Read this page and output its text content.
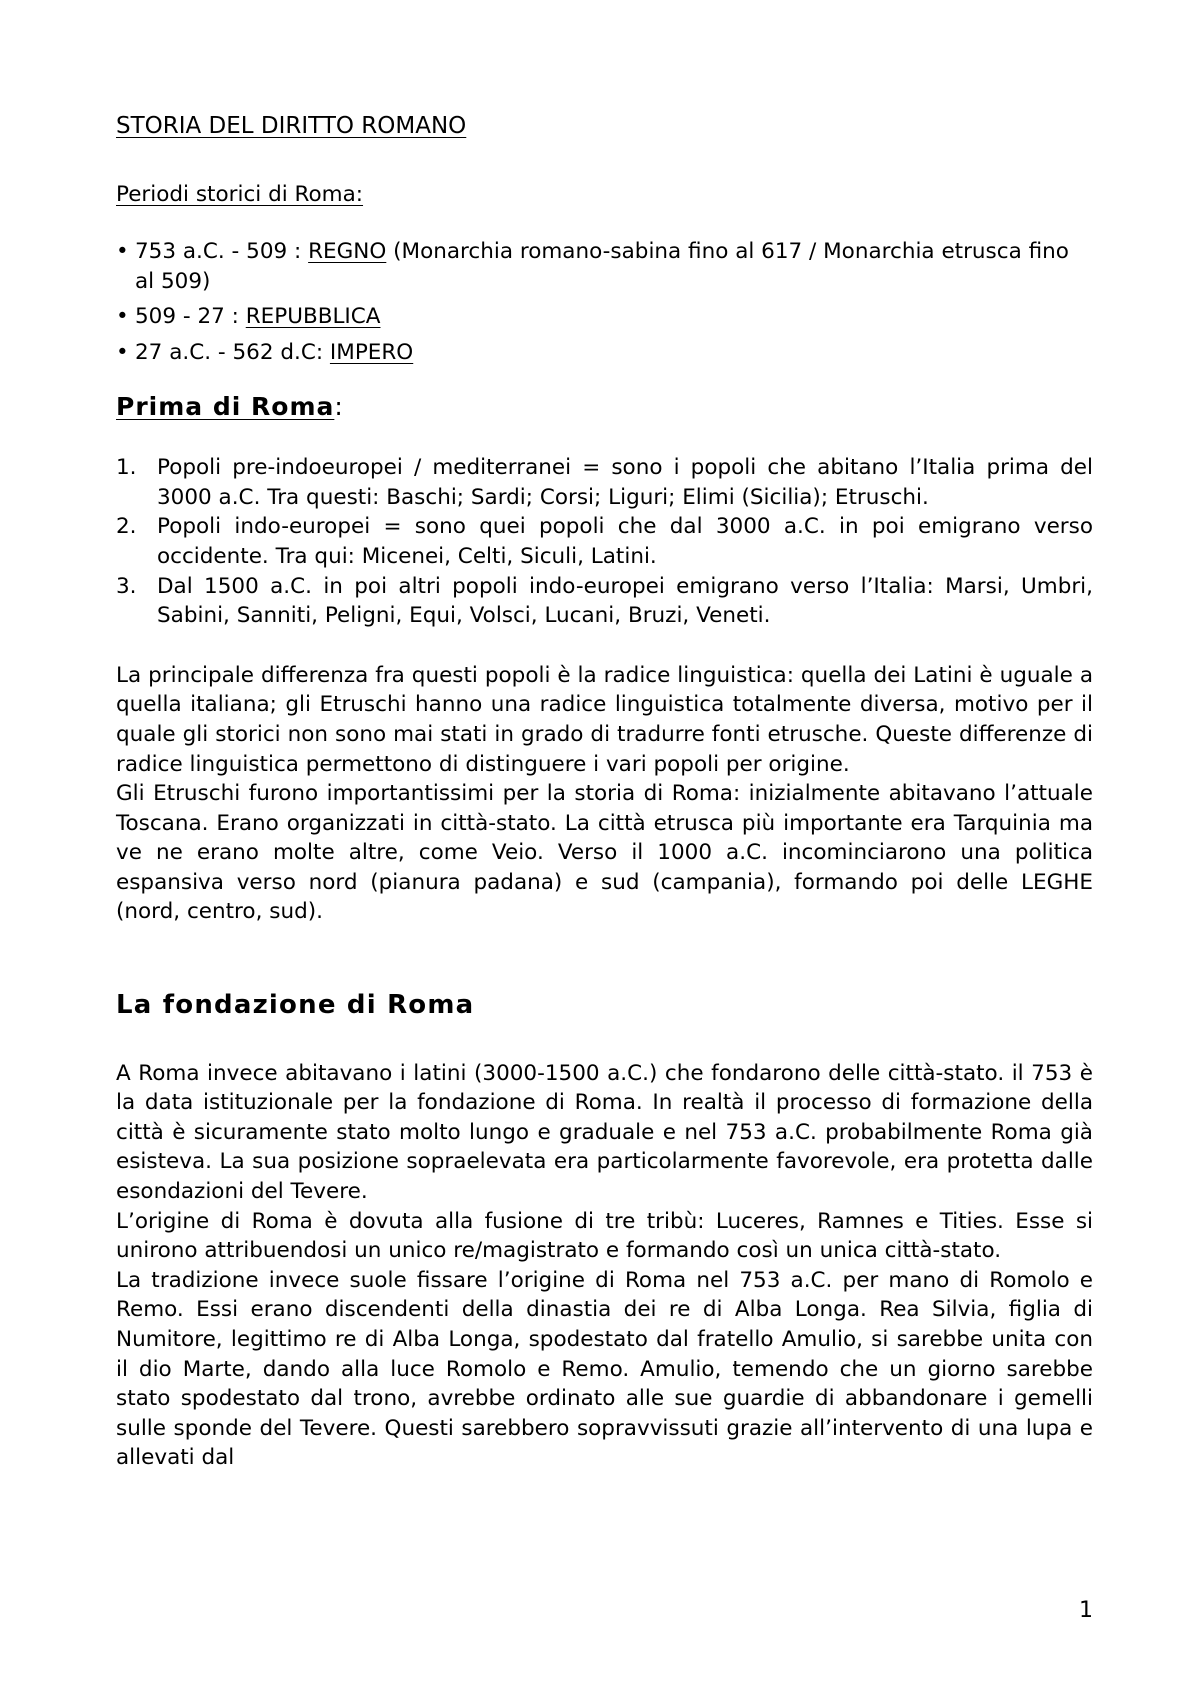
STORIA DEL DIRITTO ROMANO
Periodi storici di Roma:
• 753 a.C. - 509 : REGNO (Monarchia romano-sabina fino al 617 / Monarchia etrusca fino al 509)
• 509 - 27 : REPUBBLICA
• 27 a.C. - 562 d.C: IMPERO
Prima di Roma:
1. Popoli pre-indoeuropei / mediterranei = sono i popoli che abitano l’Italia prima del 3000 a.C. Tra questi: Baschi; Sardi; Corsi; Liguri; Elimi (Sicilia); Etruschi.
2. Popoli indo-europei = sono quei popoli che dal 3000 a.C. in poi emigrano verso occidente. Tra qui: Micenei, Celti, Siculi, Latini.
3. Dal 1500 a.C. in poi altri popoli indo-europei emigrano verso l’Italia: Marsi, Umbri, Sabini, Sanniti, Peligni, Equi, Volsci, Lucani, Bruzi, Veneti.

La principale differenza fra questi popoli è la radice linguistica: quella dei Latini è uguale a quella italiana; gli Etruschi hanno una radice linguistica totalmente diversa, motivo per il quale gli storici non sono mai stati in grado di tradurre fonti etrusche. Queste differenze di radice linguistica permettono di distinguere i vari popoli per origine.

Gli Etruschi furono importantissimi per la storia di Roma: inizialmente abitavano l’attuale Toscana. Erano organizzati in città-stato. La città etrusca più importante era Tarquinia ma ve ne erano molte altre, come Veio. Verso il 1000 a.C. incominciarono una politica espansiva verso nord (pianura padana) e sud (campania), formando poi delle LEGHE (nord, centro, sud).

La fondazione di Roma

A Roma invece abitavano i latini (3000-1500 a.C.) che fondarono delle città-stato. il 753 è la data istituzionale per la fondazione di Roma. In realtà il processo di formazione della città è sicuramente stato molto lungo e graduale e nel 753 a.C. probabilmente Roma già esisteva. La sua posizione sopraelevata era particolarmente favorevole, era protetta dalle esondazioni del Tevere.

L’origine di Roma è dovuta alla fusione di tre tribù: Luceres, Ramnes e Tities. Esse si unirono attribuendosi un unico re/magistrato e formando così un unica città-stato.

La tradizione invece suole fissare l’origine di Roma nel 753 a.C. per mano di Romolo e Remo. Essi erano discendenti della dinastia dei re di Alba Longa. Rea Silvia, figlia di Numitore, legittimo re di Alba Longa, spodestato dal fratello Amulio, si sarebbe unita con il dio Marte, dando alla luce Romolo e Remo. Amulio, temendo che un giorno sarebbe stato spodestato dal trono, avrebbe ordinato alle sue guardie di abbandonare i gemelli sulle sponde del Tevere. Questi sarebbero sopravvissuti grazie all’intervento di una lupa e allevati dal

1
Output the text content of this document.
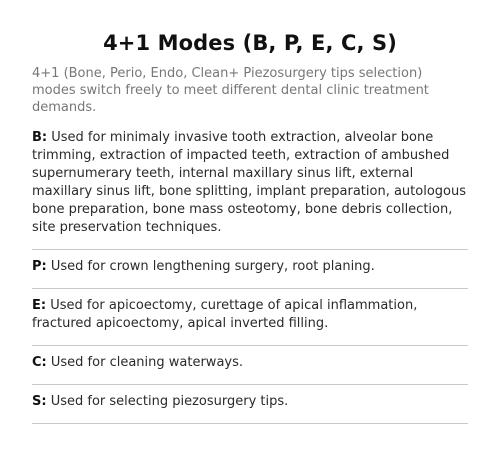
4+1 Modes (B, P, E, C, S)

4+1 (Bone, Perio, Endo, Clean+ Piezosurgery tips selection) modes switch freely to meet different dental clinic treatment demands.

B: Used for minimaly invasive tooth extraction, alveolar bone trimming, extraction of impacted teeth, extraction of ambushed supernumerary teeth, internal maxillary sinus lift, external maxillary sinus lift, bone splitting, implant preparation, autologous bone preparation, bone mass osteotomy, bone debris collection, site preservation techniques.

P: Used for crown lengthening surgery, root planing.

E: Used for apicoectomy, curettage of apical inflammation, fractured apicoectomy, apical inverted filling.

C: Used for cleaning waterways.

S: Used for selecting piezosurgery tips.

————————

Write out the material above once more, exactly as it reads, with no pictures.

#### The result:
Read this page and output its text content.
STORIA DEL DIRITTO ROMANO
Periodi storici di Roma:
• 753 a.C. - 509 : REGNO (Monarchia romano-sabina fino al 617 / Monarchia etrusca fino al 509)
• 509 - 27 : REPUBBLICA
• 27 a.C. - 562 d.C: IMPERO
Prima di Roma:
1. Popoli pre-indoeuropei / mediterranei = sono i popoli che abitano l’Italia prima del 3000 a.C. Tra questi: Baschi; Sardi; Corsi; Liguri; Elimi (Sicilia); Etruschi.
2. Popoli indo-europei = sono quei popoli che dal 3000 a.C. in poi emigrano verso occidente. Tra qui: Micenei, Celti, Siculi, Latini.
3. Dal 1500 a.C. in poi altri popoli indo-europei emigrano verso l’Italia: Marsi, Umbri, Sabini, Sanniti, Peligni, Equi, Volsci, Lucani, Bruzi, Veneti.

La principale differenza fra questi popoli è la radice linguistica: quella dei Latini è uguale a quella italiana; gli Etruschi hanno una radice linguistica totalmente diversa, motivo per il quale gli storici non sono mai stati in grado di tradurre fonti etrusche. Queste differenze di radice linguistica permettono di distinguere i vari popoli per origine.

Gli Etruschi furono importantissimi per la storia di Roma: inizialmente abitavano l’attuale Toscana. Erano organizzati in città-stato. La città etrusca più importante era Tarquinia ma ve ne erano molte altre, come Veio. Verso il 1000 a.C. incominciarono una politica espansiva verso nord (pianura padana) e sud (campania), formando poi delle LEGHE (nord, centro, sud).

La fondazione di Roma

A Roma invece abitavano i latini (3000-1500 a.C.) che fondarono delle città-stato. il 753 è la data istituzionale per la fondazione di Roma. In realtà il processo di formazione della città è sicuramente stato molto lungo e graduale e nel 753 a.C. probabilmente Roma già esisteva. La sua posizione sopraelevata era particolarmente favorevole, era protetta dalle esondazioni del Tevere.

L’origine di Roma è dovuta alla fusione di tre tribù: Luceres, Ramnes e Tities. Esse si unirono attribuendosi un unico re/magistrato e formando così un unica città-stato.

La tradizione invece suole fissare l’origine di Roma nel 753 a.C. per mano di Romolo e Remo. Essi erano discendenti della dinastia dei re di Alba Longa. Rea Silvia, figlia di Numitore, legittimo re di Alba Longa, spodestato dal fratello Amulio, si sarebbe unita con il dio Marte, dando alla luce Romolo e Remo. Amulio, temendo che un giorno sarebbe stato spodestato dal trono, avrebbe ordinato alle sue guardie di abbandonare i gemelli sulle sponde del Tevere. Questi sarebbero sopravvissuti grazie all’intervento di una lupa e allevati dal

1
Output the text content of this document.
4+1 Modes (B, P, E, C, S)

4+1 (Bone, Perio, Endo, Clean+ Piezosurgery tips selection) modes switch freely to meet different dental clinic treatment demands.

B: Used for minimaly invasive tooth extraction, alveolar bone trimming, extraction of impacted teeth, extraction of ambushed supernumerary teeth, internal maxillary sinus lift, external maxillary sinus lift, bone splitting, implant preparation, autologous bone preparation, bone mass osteotomy, bone debris collection, site preservation techniques.

P: Used for crown lengthening surgery, root planing.

E: Used for apicoectomy, curettage of apical inflammation, fractured apicoectomy, apical inverted filling.

C: Used for cleaning waterways.

S: Used for selecting piezosurgery tips.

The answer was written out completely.